[What you have to do] What follows is a set of records, each of which is to be written out exactly.

● ● ● ● ●

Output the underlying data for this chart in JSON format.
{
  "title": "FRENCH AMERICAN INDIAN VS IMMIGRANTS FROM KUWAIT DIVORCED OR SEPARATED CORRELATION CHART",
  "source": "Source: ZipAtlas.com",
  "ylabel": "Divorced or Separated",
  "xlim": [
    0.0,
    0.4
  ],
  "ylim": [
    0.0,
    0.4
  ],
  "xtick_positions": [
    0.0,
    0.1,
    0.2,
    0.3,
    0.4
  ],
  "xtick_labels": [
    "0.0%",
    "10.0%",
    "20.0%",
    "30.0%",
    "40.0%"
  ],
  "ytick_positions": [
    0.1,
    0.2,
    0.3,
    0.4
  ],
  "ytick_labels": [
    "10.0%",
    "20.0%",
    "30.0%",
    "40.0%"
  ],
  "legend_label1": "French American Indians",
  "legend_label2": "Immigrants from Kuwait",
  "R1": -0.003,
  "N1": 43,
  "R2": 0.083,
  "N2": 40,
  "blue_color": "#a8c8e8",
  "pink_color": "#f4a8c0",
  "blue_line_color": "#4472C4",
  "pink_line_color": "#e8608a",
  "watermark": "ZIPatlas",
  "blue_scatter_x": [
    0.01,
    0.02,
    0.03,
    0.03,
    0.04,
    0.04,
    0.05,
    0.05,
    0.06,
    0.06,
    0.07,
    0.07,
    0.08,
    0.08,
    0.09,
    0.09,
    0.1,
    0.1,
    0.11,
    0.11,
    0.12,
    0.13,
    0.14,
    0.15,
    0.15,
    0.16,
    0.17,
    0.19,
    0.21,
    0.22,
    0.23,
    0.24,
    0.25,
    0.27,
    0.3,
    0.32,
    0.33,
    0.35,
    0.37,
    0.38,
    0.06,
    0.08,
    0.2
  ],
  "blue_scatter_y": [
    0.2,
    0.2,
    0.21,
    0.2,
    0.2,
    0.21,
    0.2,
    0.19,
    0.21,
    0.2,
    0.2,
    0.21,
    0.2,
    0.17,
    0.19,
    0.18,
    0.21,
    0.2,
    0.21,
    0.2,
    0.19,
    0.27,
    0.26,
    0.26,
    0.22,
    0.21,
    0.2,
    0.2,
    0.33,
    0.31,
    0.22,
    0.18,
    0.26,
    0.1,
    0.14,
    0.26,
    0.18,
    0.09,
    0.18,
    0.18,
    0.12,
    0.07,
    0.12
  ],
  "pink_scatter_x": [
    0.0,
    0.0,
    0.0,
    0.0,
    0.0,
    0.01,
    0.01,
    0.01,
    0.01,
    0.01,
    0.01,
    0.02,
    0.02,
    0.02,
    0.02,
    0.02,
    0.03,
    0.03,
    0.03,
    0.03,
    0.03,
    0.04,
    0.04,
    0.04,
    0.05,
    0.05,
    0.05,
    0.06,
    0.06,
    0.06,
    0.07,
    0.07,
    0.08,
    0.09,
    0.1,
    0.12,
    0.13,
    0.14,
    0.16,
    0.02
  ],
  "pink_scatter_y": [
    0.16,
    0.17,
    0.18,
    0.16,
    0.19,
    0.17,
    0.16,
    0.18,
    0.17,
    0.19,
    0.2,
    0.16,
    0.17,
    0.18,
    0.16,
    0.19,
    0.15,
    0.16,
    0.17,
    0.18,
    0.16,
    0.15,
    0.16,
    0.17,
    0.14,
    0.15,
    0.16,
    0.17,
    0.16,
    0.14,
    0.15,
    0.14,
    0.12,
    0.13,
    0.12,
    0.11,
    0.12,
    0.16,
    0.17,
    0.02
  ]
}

● ● ● ● ●

[Answer]
Output the underlying data for this chart in JSON format.
{
  "title": "FRENCH AMERICAN INDIAN VS IMMIGRANTS FROM KUWAIT DIVORCED OR SEPARATED CORRELATION CHART",
  "source": "Source: ZipAtlas.com",
  "ylabel": "Divorced or Separated",
  "xlim": [
    0.0,
    0.4
  ],
  "ylim": [
    0.0,
    0.4
  ],
  "xtick_positions": [
    0.0,
    0.1,
    0.2,
    0.3,
    0.4
  ],
  "xtick_labels": [
    "0.0%",
    "10.0%",
    "20.0%",
    "30.0%",
    "40.0%"
  ],
  "ytick_positions": [
    0.1,
    0.2,
    0.3,
    0.4
  ],
  "ytick_labels": [
    "10.0%",
    "20.0%",
    "30.0%",
    "40.0%"
  ],
  "legend_label1": "French American Indians",
  "legend_label2": "Immigrants from Kuwait",
  "R1": -0.003,
  "N1": 43,
  "R2": 0.083,
  "N2": 40,
  "blue_color": "#a8c8e8",
  "pink_color": "#f4a8c0",
  "blue_line_color": "#4472C4",
  "pink_line_color": "#e8608a",
  "watermark": "ZIPatlas",
  "blue_scatter_x": [
    0.01,
    0.02,
    0.03,
    0.03,
    0.04,
    0.04,
    0.05,
    0.05,
    0.06,
    0.06,
    0.07,
    0.07,
    0.08,
    0.08,
    0.09,
    0.09,
    0.1,
    0.1,
    0.11,
    0.11,
    0.12,
    0.13,
    0.14,
    0.15,
    0.15,
    0.16,
    0.17,
    0.19,
    0.21,
    0.22,
    0.23,
    0.24,
    0.25,
    0.27,
    0.3,
    0.32,
    0.33,
    0.35,
    0.37,
    0.38,
    0.06,
    0.08,
    0.2
  ],
  "blue_scatter_y": [
    0.2,
    0.2,
    0.21,
    0.2,
    0.2,
    0.21,
    0.2,
    0.19,
    0.21,
    0.2,
    0.2,
    0.21,
    0.2,
    0.17,
    0.19,
    0.18,
    0.21,
    0.2,
    0.21,
    0.2,
    0.19,
    0.27,
    0.26,
    0.26,
    0.22,
    0.21,
    0.2,
    0.2,
    0.33,
    0.31,
    0.22,
    0.18,
    0.26,
    0.1,
    0.14,
    0.26,
    0.18,
    0.09,
    0.18,
    0.18,
    0.12,
    0.07,
    0.12
  ],
  "pink_scatter_x": [
    0.0,
    0.0,
    0.0,
    0.0,
    0.0,
    0.01,
    0.01,
    0.01,
    0.01,
    0.01,
    0.01,
    0.02,
    0.02,
    0.02,
    0.02,
    0.02,
    0.03,
    0.03,
    0.03,
    0.03,
    0.03,
    0.04,
    0.04,
    0.04,
    0.05,
    0.05,
    0.05,
    0.06,
    0.06,
    0.06,
    0.07,
    0.07,
    0.08,
    0.09,
    0.1,
    0.12,
    0.13,
    0.14,
    0.16,
    0.02
  ],
  "pink_scatter_y": [
    0.16,
    0.17,
    0.18,
    0.16,
    0.19,
    0.17,
    0.16,
    0.18,
    0.17,
    0.19,
    0.2,
    0.16,
    0.17,
    0.18,
    0.16,
    0.19,
    0.15,
    0.16,
    0.17,
    0.18,
    0.16,
    0.15,
    0.16,
    0.17,
    0.14,
    0.15,
    0.16,
    0.17,
    0.16,
    0.14,
    0.15,
    0.14,
    0.12,
    0.13,
    0.12,
    0.11,
    0.12,
    0.16,
    0.17,
    0.02
  ]
}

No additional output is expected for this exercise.